Transcribe the listing that follows in full, omitting pictures.

Saved data entries
== == ==

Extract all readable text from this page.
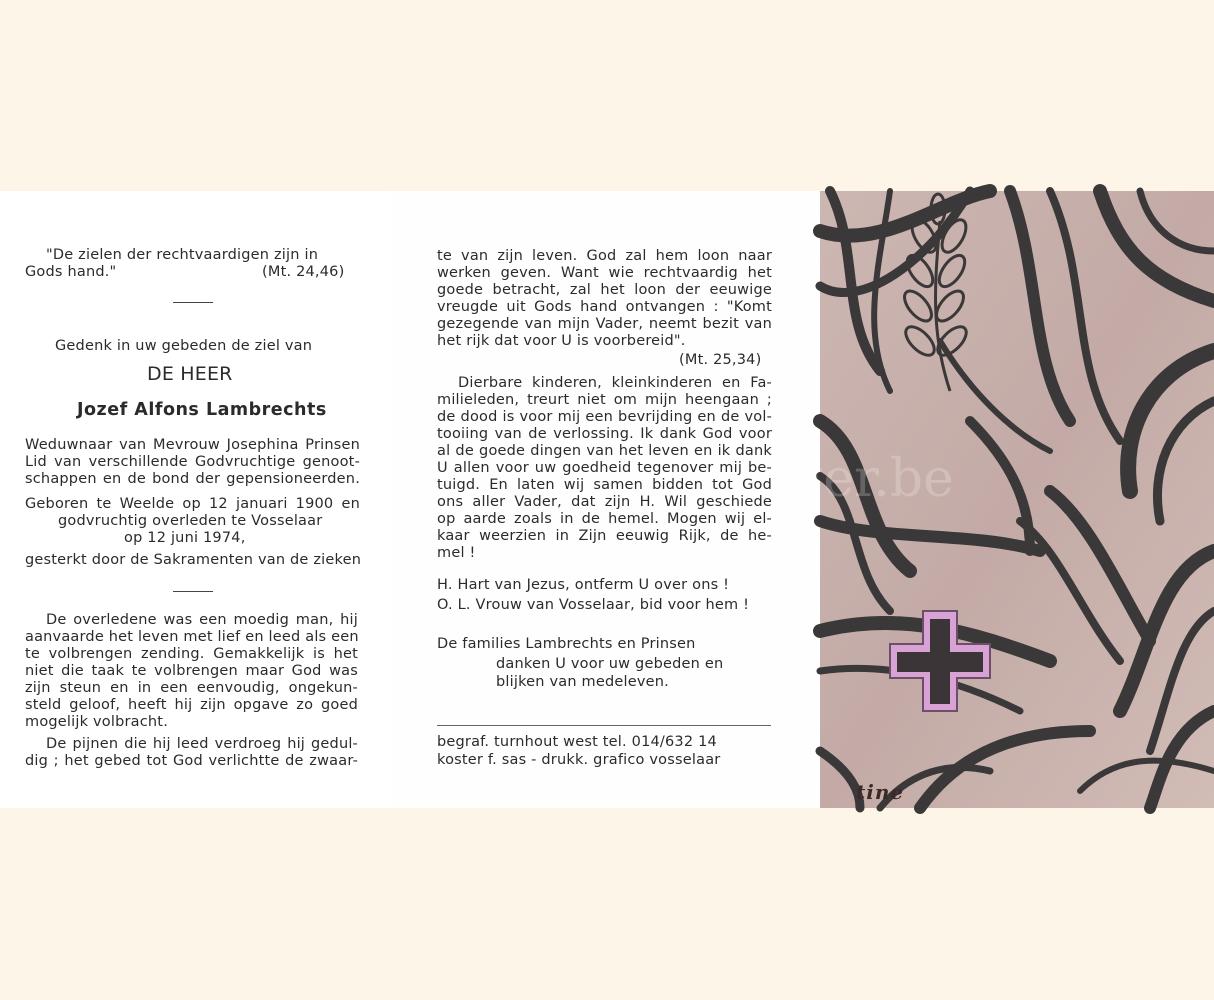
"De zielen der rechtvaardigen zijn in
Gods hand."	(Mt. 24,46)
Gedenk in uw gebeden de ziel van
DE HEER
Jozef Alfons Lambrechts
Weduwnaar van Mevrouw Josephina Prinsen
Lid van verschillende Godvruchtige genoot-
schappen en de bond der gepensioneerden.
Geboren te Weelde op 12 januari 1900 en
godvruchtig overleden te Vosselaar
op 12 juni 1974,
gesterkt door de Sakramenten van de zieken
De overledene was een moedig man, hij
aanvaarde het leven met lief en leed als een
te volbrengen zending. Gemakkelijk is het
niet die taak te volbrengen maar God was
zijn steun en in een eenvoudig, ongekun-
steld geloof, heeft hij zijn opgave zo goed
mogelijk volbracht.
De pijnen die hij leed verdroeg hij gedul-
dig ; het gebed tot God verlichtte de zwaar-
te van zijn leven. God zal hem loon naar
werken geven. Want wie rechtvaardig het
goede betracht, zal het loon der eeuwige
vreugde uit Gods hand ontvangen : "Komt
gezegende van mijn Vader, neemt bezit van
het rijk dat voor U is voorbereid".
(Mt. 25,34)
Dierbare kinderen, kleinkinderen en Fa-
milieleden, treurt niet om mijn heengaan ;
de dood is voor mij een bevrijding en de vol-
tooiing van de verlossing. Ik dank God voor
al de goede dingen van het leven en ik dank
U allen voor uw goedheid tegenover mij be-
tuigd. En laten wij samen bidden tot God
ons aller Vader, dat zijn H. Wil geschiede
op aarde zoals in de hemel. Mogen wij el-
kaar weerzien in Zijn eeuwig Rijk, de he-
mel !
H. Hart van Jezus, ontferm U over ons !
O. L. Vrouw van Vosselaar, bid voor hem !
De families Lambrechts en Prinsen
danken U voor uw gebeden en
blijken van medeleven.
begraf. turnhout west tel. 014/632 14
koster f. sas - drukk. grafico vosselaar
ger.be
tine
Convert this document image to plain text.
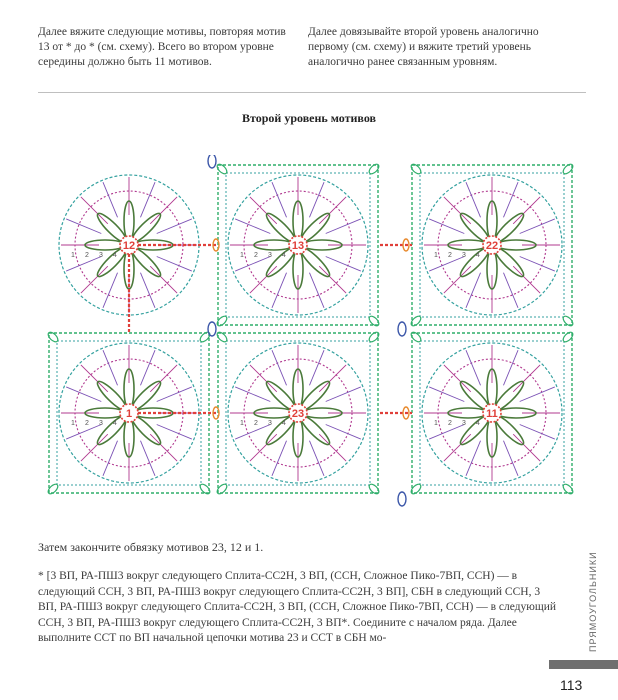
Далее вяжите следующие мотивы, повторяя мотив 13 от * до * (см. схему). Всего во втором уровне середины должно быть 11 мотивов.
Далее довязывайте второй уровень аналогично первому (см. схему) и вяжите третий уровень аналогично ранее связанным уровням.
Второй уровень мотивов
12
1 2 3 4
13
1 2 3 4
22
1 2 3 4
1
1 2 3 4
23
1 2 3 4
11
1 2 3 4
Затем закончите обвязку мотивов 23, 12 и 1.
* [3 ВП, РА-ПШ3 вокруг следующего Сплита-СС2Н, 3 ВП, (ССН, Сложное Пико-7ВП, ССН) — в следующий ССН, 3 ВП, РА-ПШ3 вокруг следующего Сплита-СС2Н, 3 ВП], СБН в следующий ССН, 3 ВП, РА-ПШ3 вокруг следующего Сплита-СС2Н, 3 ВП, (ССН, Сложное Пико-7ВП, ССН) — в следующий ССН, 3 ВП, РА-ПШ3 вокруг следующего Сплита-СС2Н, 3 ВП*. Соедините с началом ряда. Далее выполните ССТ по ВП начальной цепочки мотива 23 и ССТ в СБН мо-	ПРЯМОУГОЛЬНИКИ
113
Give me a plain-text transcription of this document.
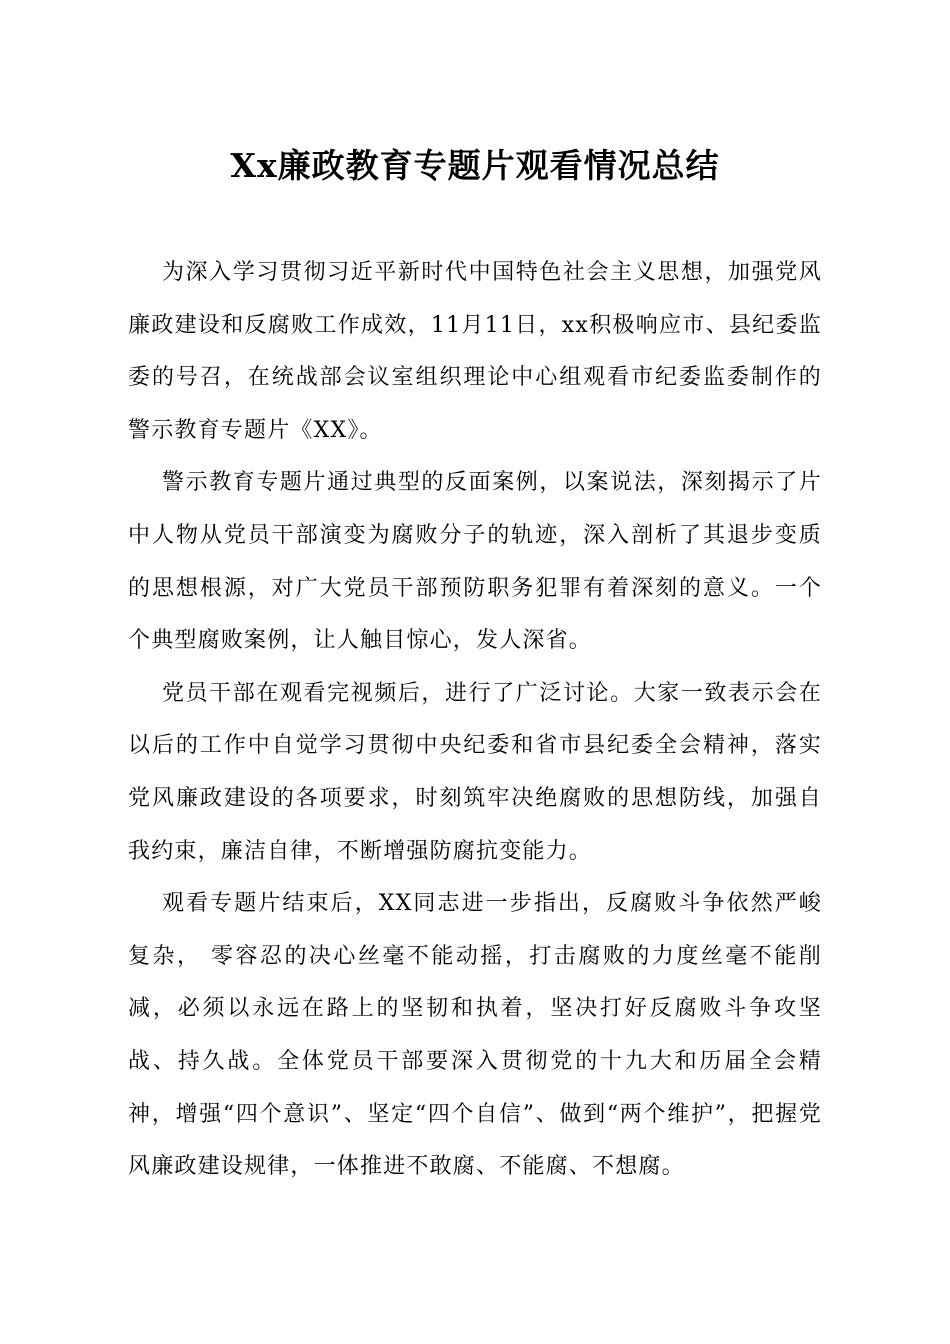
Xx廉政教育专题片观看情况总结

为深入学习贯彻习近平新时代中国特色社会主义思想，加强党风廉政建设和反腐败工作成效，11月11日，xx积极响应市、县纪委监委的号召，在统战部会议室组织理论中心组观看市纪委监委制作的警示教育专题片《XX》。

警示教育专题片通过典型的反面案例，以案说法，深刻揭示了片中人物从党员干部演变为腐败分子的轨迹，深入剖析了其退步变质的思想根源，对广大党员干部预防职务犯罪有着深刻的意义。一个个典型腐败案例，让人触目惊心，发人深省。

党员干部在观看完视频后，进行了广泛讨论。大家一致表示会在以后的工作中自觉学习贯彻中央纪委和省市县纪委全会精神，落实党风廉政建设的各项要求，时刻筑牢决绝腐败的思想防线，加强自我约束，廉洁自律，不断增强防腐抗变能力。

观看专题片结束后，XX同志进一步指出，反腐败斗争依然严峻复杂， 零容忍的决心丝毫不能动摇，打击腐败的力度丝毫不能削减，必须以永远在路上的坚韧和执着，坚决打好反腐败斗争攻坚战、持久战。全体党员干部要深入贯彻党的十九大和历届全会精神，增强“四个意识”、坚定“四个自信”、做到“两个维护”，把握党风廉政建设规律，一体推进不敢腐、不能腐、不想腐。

== == ==

=== THE OUTPUT ===
Extract all readable text from this page.
"De zielen der rechtvaardigen zijn in
Gods hand."	(Mt. 24,46)
Gedenk in uw gebeden de ziel van
DE HEER
Jozef Alfons Lambrechts
Weduwnaar van Mevrouw Josephina Prinsen
Lid van verschillende Godvruchtige genoot-
schappen en de bond der gepensioneerden.
Geboren te Weelde op 12 januari 1900 en
godvruchtig overleden te Vosselaar
op 12 juni 1974,
gesterkt door de Sakramenten van de zieken
De overledene was een moedig man, hij
aanvaarde het leven met lief en leed als een
te volbrengen zending. Gemakkelijk is het
niet die taak te volbrengen maar God was
zijn steun en in een eenvoudig, ongekun-
steld geloof, heeft hij zijn opgave zo goed
mogelijk volbracht.
De pijnen die hij leed verdroeg hij gedul-
dig ; het gebed tot God verlichtte de zwaar-
te van zijn leven. God zal hem loon naar
werken geven. Want wie rechtvaardig het
goede betracht, zal het loon der eeuwige
vreugde uit Gods hand ontvangen : "Komt
gezegende van mijn Vader, neemt bezit van
het rijk dat voor U is voorbereid".
(Mt. 25,34)
Dierbare kinderen, kleinkinderen en Fa-
milieleden, treurt niet om mijn heengaan ;
de dood is voor mij een bevrijding en de vol-
tooiing van de verlossing. Ik dank God voor
al de goede dingen van het leven en ik dank
U allen voor uw goedheid tegenover mij be-
tuigd. En laten wij samen bidden tot God
ons aller Vader, dat zijn H. Wil geschiede
op aarde zoals in de hemel. Mogen wij el-
kaar weerzien in Zijn eeuwig Rijk, de he-
mel !
H. Hart van Jezus, ontferm U over ons !
O. L. Vrouw van Vosselaar, bid voor hem !
De families Lambrechts en Prinsen
danken U voor uw gebeden en
blijken van medeleven.
begraf. turnhout west tel. 014/632 14
koster f. sas - drukk. grafico vosselaar
ger.be
tine
Convert this document image to plain text.
Далее вяжите следующие мотивы, повторяя мотив 13 от * до * (см. схему). Всего во втором уровне середины должно быть 11 мотивов.
Далее довязывайте второй уровень аналогично первому (см. схему) и вяжите третий уровень аналогично ранее связанным уровням.
Второй уровень мотивов
12
1 2 3 4
13
1 2 3 4
22
1 2 3 4
1
1 2 3 4
23
1 2 3 4
11
1 2 3 4
Затем закончите обвязку мотивов 23, 12 и 1.
* [3 ВП, РА-ПШ3 вокруг следующего Сплита-СС2Н, 3 ВП, (ССН, Сложное Пико-7ВП, ССН) — в следующий ССН, 3 ВП, РА-ПШ3 вокруг следующего Сплита-СС2Н, 3 ВП], СБН в следующий ССН, 3 ВП, РА-ПШ3 вокруг следующего Сплита-СС2Н, 3 ВП, (ССН, Сложное Пико-7ВП, ССН) — в следующий ССН, 3 ВП, РА-ПШ3 вокруг следующего Сплита-СС2Н, 3 ВП*. Соедините с началом ряда. Далее выполните ССТ по ВП начальной цепочки мотива 23 и ССТ в СБН мо-	ПРЯМОУГОЛЬНИКИ
113
Give me a plain-text transcription of this document.
Xx廉政教育专题片观看情况总结

为深入学习贯彻习近平新时代中国特色社会主义思想，加强党风廉政建设和反腐败工作成效，11月11日，xx积极响应市、县纪委监委的号召，在统战部会议室组织理论中心组观看市纪委监委制作的警示教育专题片《XX》。

警示教育专题片通过典型的反面案例，以案说法，深刻揭示了片中人物从党员干部演变为腐败分子的轨迹，深入剖析了其退步变质的思想根源，对广大党员干部预防职务犯罪有着深刻的意义。一个个典型腐败案例，让人触目惊心，发人深省。

党员干部在观看完视频后，进行了广泛讨论。大家一致表示会在以后的工作中自觉学习贯彻中央纪委和省市县纪委全会精神，落实党风廉政建设的各项要求，时刻筑牢决绝腐败的思想防线，加强自我约束，廉洁自律，不断增强防腐抗变能力。

观看专题片结束后，XX同志进一步指出，反腐败斗争依然严峻复杂， 零容忍的决心丝毫不能动摇，打击腐败的力度丝毫不能削减，必须以永远在路上的坚韧和执着，坚决打好反腐败斗争攻坚战、持久战。全体党员干部要深入贯彻党的十九大和历届全会精神，增强“四个意识”、坚定“四个自信”、做到“两个维护”，把握党风廉政建设规律，一体推进不敢腐、不能腐、不想腐。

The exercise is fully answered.